(Figure dataset records)
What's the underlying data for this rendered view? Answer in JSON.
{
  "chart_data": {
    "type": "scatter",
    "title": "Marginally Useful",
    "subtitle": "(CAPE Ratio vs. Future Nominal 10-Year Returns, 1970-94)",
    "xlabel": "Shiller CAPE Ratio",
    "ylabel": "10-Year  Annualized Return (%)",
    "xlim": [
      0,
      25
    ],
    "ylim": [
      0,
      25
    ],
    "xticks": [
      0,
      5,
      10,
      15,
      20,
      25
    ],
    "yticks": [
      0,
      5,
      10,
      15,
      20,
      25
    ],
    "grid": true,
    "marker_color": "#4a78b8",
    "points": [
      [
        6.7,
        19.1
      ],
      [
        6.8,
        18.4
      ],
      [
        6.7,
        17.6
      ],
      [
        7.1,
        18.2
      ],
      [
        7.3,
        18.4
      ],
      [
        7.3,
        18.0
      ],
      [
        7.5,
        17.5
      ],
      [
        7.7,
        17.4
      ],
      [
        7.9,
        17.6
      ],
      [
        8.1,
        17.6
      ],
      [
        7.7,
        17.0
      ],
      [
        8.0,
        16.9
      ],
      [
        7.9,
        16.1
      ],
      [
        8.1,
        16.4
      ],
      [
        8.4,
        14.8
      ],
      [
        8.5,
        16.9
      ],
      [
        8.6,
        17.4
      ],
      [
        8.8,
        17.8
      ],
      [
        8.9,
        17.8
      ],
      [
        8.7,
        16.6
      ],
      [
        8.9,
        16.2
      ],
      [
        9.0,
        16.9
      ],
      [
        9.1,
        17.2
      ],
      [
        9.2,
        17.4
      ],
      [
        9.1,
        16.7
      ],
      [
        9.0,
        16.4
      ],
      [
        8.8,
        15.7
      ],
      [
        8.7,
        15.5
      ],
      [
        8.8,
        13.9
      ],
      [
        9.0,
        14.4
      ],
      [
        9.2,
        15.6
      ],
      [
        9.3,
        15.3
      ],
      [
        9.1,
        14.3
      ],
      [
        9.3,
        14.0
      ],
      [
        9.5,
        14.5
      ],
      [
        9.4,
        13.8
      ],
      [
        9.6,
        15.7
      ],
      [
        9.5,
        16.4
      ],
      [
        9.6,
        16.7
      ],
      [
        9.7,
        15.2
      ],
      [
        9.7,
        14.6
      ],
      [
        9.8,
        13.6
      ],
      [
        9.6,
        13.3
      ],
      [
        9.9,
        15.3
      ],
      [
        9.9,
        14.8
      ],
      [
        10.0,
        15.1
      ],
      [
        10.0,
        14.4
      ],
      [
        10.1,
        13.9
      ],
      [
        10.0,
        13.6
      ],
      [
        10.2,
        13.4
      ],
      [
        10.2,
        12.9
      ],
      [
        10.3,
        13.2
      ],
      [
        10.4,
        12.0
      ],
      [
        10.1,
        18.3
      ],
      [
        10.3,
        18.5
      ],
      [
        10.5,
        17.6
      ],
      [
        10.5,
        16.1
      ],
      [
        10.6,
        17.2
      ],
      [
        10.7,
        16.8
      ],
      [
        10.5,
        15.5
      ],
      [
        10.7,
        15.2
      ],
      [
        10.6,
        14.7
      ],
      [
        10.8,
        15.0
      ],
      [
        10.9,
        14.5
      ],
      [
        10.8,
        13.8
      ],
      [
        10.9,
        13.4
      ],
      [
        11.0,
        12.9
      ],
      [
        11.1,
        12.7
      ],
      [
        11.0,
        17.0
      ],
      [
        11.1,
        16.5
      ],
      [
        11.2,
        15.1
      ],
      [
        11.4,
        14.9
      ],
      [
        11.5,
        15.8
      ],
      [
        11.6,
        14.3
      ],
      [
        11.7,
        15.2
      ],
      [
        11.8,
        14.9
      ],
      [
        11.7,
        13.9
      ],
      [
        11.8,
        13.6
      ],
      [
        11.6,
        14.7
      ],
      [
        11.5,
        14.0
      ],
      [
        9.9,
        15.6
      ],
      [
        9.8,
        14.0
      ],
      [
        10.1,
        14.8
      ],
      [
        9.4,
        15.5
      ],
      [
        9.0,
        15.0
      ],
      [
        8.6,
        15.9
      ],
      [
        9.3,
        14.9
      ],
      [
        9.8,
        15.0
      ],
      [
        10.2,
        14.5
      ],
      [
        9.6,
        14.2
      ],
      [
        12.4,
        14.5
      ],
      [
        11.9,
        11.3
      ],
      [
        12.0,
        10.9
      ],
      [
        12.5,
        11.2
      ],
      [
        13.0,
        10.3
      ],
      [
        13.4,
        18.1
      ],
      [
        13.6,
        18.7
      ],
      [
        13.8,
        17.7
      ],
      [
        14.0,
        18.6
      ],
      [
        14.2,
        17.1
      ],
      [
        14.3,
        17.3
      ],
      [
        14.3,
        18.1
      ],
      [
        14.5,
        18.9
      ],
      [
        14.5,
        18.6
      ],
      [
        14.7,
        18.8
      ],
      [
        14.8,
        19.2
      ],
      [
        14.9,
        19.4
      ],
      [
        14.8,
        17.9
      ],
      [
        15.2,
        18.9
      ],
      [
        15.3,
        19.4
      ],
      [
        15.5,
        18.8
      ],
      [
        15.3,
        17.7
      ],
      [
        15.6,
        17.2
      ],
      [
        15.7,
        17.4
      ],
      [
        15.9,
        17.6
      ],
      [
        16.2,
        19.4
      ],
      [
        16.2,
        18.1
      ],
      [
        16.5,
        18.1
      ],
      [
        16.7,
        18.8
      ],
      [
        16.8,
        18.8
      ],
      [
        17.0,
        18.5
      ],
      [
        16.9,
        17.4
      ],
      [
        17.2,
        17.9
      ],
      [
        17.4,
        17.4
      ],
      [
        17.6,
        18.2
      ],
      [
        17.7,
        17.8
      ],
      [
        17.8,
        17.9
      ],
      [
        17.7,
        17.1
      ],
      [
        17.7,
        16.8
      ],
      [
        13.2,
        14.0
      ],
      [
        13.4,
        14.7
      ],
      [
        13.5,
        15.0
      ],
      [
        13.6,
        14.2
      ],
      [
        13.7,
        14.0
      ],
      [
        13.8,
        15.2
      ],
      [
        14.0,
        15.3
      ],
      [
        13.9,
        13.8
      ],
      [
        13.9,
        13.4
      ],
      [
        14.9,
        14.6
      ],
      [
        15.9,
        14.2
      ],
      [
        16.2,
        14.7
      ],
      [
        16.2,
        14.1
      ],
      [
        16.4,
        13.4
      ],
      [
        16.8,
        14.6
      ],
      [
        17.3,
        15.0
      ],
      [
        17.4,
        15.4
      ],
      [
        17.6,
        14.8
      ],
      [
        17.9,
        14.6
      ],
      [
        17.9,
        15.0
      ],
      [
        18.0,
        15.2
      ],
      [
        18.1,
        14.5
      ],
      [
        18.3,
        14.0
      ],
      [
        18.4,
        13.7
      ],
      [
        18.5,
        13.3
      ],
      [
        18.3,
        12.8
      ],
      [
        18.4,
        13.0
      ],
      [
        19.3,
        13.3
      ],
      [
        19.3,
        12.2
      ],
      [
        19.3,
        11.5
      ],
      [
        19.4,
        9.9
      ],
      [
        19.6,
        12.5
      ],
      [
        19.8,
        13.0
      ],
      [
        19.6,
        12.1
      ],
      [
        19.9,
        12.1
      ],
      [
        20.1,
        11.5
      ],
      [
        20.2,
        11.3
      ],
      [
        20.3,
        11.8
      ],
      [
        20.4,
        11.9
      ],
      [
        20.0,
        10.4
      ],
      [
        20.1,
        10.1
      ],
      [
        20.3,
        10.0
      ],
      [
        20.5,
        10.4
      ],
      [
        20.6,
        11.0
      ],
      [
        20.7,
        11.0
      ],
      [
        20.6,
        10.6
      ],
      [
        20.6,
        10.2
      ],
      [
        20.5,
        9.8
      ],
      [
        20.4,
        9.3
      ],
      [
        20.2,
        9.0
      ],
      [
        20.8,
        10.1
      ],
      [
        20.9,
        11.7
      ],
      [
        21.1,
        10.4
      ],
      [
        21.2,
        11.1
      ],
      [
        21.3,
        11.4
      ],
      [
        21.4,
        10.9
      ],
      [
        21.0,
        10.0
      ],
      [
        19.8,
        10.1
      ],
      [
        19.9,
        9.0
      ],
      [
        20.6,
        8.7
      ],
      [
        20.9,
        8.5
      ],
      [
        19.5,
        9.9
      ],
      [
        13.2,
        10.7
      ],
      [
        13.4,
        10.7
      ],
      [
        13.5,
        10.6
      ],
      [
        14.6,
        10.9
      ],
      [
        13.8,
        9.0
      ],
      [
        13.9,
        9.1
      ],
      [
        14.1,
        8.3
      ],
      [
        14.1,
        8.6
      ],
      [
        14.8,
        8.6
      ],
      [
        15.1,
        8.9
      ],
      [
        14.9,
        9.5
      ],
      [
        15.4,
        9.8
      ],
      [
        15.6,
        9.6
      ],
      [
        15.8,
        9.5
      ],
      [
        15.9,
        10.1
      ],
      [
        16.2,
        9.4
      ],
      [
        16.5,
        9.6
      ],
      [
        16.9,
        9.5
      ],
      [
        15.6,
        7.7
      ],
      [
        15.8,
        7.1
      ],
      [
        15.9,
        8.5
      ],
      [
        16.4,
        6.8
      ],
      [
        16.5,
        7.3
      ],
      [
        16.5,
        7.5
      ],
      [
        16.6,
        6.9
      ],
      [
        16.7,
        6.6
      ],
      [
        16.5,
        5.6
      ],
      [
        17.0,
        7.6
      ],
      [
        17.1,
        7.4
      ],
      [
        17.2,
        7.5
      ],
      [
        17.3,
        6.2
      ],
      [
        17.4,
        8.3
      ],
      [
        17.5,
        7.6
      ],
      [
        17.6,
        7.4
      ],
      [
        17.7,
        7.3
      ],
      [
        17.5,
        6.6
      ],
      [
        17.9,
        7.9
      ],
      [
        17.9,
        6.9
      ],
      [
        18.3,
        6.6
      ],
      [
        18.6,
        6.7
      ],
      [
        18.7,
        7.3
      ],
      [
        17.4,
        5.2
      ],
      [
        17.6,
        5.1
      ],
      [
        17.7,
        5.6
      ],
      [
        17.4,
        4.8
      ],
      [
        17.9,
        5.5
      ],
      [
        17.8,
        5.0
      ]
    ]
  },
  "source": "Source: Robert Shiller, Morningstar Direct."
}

▸ Stated task: Check each line of the records for the word "CAPE", and show the lines that contain it.

▸ Result of the task:
    "subtitle": "(CAPE Ratio vs. Future Nominal 10-Year Returns, 1970-94)",
    "xlabel": "Shiller CAPE Ratio",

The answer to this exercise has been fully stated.